— start of EXERCISE DATA —

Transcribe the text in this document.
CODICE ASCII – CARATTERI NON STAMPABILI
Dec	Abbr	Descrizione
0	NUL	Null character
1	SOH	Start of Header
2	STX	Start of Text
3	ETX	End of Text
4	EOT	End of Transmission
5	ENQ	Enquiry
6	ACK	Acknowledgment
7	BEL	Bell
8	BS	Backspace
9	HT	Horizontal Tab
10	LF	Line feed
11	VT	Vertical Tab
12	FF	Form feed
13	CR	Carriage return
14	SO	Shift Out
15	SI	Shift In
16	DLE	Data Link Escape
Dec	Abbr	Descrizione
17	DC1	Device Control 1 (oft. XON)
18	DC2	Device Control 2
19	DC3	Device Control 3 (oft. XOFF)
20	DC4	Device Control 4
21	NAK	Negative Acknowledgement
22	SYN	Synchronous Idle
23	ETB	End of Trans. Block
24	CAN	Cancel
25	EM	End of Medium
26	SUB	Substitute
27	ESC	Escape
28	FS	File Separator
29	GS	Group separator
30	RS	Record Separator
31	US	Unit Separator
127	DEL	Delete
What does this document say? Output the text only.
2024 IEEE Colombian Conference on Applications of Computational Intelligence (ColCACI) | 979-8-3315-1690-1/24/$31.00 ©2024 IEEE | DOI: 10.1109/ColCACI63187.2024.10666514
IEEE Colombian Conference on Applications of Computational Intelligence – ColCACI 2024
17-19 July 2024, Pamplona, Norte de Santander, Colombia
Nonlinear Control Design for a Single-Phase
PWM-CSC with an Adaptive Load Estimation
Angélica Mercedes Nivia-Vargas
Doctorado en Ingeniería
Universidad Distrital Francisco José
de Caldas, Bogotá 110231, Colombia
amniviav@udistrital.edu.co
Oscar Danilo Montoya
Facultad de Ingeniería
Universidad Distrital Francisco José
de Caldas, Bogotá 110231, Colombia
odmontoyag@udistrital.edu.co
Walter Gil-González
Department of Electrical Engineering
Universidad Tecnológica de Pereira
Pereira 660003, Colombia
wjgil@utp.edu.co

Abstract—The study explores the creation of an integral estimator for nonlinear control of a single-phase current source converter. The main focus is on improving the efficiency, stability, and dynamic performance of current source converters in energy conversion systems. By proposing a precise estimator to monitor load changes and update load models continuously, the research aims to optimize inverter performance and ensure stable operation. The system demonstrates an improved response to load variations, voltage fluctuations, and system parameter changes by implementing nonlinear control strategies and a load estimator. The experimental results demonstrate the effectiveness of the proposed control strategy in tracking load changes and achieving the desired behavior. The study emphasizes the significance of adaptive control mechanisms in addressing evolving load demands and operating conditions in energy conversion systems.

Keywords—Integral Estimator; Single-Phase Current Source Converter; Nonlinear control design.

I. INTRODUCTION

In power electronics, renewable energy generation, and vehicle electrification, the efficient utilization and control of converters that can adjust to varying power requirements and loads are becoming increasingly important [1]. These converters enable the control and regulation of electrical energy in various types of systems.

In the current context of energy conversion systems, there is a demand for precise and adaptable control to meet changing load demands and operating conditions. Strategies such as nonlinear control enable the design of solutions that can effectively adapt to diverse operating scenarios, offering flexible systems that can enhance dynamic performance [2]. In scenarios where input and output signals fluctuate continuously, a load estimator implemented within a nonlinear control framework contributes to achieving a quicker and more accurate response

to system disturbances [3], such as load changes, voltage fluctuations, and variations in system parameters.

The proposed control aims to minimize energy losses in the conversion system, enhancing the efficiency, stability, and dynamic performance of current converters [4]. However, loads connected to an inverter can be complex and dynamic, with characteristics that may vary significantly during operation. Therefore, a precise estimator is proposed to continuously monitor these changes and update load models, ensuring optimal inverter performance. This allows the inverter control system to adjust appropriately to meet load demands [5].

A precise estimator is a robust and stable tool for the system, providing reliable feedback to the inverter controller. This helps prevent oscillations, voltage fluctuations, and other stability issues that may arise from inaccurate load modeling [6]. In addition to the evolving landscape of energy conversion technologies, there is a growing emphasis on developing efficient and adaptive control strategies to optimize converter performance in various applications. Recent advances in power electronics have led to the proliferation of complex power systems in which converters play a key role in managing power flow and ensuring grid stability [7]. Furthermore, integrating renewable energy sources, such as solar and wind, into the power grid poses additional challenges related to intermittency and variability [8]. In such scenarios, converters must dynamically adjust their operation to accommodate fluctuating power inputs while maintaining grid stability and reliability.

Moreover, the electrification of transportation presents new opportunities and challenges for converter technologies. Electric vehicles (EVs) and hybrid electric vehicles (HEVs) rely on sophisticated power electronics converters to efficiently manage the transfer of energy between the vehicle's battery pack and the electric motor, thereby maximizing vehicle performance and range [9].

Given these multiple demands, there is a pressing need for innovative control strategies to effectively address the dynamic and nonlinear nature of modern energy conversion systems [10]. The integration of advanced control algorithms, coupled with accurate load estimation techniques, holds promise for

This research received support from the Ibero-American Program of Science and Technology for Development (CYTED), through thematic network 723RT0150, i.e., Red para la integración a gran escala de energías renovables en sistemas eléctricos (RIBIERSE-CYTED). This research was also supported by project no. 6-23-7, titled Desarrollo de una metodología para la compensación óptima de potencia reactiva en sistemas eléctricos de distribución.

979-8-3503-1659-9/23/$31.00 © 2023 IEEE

— end of EXERCISE DATA —

All of the material must be reproduced exactly.

• **OUTPUT**
Transcribe the text in this document.
CODICE ASCII – CARATTERI NON STAMPABILI
Dec	Abbr	Descrizione
0	NUL	Null character
1	SOH	Start of Header
2	STX	Start of Text
3	ETX	End of Text
4	EOT	End of Transmission
5	ENQ	Enquiry
6	ACK	Acknowledgment
7	BEL	Bell
8	BS	Backspace
9	HT	Horizontal Tab
10	LF	Line feed
11	VT	Vertical Tab
12	FF	Form feed
13	CR	Carriage return
14	SO	Shift Out
15	SI	Shift In
16	DLE	Data Link Escape
Dec	Abbr	Descrizione
17	DC1	Device Control 1 (oft. XON)
18	DC2	Device Control 2
19	DC3	Device Control 3 (oft. XOFF)
20	DC4	Device Control 4
21	NAK	Negative Acknowledgement
22	SYN	Synchronous Idle
23	ETB	End of Trans. Block
24	CAN	Cancel
25	EM	End of Medium
26	SUB	Substitute
27	ESC	Escape
28	FS	File Separator
29	GS	Group separator
30	RS	Record Separator
31	US	Unit Separator
127	DEL	Delete
What does this document say? Output the text only.
2024 IEEE Colombian Conference on Applications of Computational Intelligence (ColCACI) | 979-8-3315-1690-1/24/$31.00 ©2024 IEEE | DOI: 10.1109/ColCACI63187.2024.10666514
IEEE Colombian Conference on Applications of Computational Intelligence – ColCACI 2024
17-19 July 2024, Pamplona, Norte de Santander, Colombia
Nonlinear Control Design for a Single-Phase
PWM-CSC with an Adaptive Load Estimation
Angélica Mercedes Nivia-Vargas
Doctorado en Ingeniería
Universidad Distrital Francisco José
de Caldas, Bogotá 110231, Colombia
amniviav@udistrital.edu.co
Oscar Danilo Montoya
Facultad de Ingeniería
Universidad Distrital Francisco José
de Caldas, Bogotá 110231, Colombia
odmontoyag@udistrital.edu.co
Walter Gil-González
Department of Electrical Engineering
Universidad Tecnológica de Pereira
Pereira 660003, Colombia
wjgil@utp.edu.co

Abstract—The study explores the creation of an integral estimator for nonlinear control of a single-phase current source converter. The main focus is on improving the efficiency, stability, and dynamic performance of current source converters in energy conversion systems. By proposing a precise estimator to monitor load changes and update load models continuously, the research aims to optimize inverter performance and ensure stable operation. The system demonstrates an improved response to load variations, voltage fluctuations, and system parameter changes by implementing nonlinear control strategies and a load estimator. The experimental results demonstrate the effectiveness of the proposed control strategy in tracking load changes and achieving the desired behavior. The study emphasizes the significance of adaptive control mechanisms in addressing evolving load demands and operating conditions in energy conversion systems.

Keywords—Integral Estimator; Single-Phase Current Source Converter; Nonlinear control design.

I. INTRODUCTION

In power electronics, renewable energy generation, and vehicle electrification, the efficient utilization and control of converters that can adjust to varying power requirements and loads are becoming increasingly important [1]. These converters enable the control and regulation of electrical energy in various types of systems.

In the current context of energy conversion systems, there is a demand for precise and adaptable control to meet changing load demands and operating conditions. Strategies such as nonlinear control enable the design of solutions that can effectively adapt to diverse operating scenarios, offering flexible systems that can enhance dynamic performance [2]. In scenarios where input and output signals fluctuate continuously, a load estimator implemented within a nonlinear control framework contributes to achieving a quicker and more accurate response

to system disturbances [3], such as load changes, voltage fluctuations, and variations in system parameters.

The proposed control aims to minimize energy losses in the conversion system, enhancing the efficiency, stability, and dynamic performance of current converters [4]. However, loads connected to an inverter can be complex and dynamic, with characteristics that may vary significantly during operation. Therefore, a precise estimator is proposed to continuously monitor these changes and update load models, ensuring optimal inverter performance. This allows the inverter control system to adjust appropriately to meet load demands [5].

A precise estimator is a robust and stable tool for the system, providing reliable feedback to the inverter controller. This helps prevent oscillations, voltage fluctuations, and other stability issues that may arise from inaccurate load modeling [6]. In addition to the evolving landscape of energy conversion technologies, there is a growing emphasis on developing efficient and adaptive control strategies to optimize converter performance in various applications. Recent advances in power electronics have led to the proliferation of complex power systems in which converters play a key role in managing power flow and ensuring grid stability [7]. Furthermore, integrating renewable energy sources, such as solar and wind, into the power grid poses additional challenges related to intermittency and variability [8]. In such scenarios, converters must dynamically adjust their operation to accommodate fluctuating power inputs while maintaining grid stability and reliability.

Moreover, the electrification of transportation presents new opportunities and challenges for converter technologies. Electric vehicles (EVs) and hybrid electric vehicles (HEVs) rely on sophisticated power electronics converters to efficiently manage the transfer of energy between the vehicle's battery pack and the electric motor, thereby maximizing vehicle performance and range [9].

Given these multiple demands, there is a pressing need for innovative control strategies to effectively address the dynamic and nonlinear nature of modern energy conversion systems [10]. The integration of advanced control algorithms, coupled with accurate load estimation techniques, holds promise for

This research received support from the Ibero-American Program of Science and Technology for Development (CYTED), through thematic network 723RT0150, i.e., Red para la integración a gran escala de energías renovables en sistemas eléctricos (RIBIERSE-CYTED). This research was also supported by project no. 6-23-7, titled Desarrollo de una metodología para la compensación óptima de potencia reactiva en sistemas eléctricos de distribución.

979-8-3503-1659-9/23/$31.00 © 2023 IEEE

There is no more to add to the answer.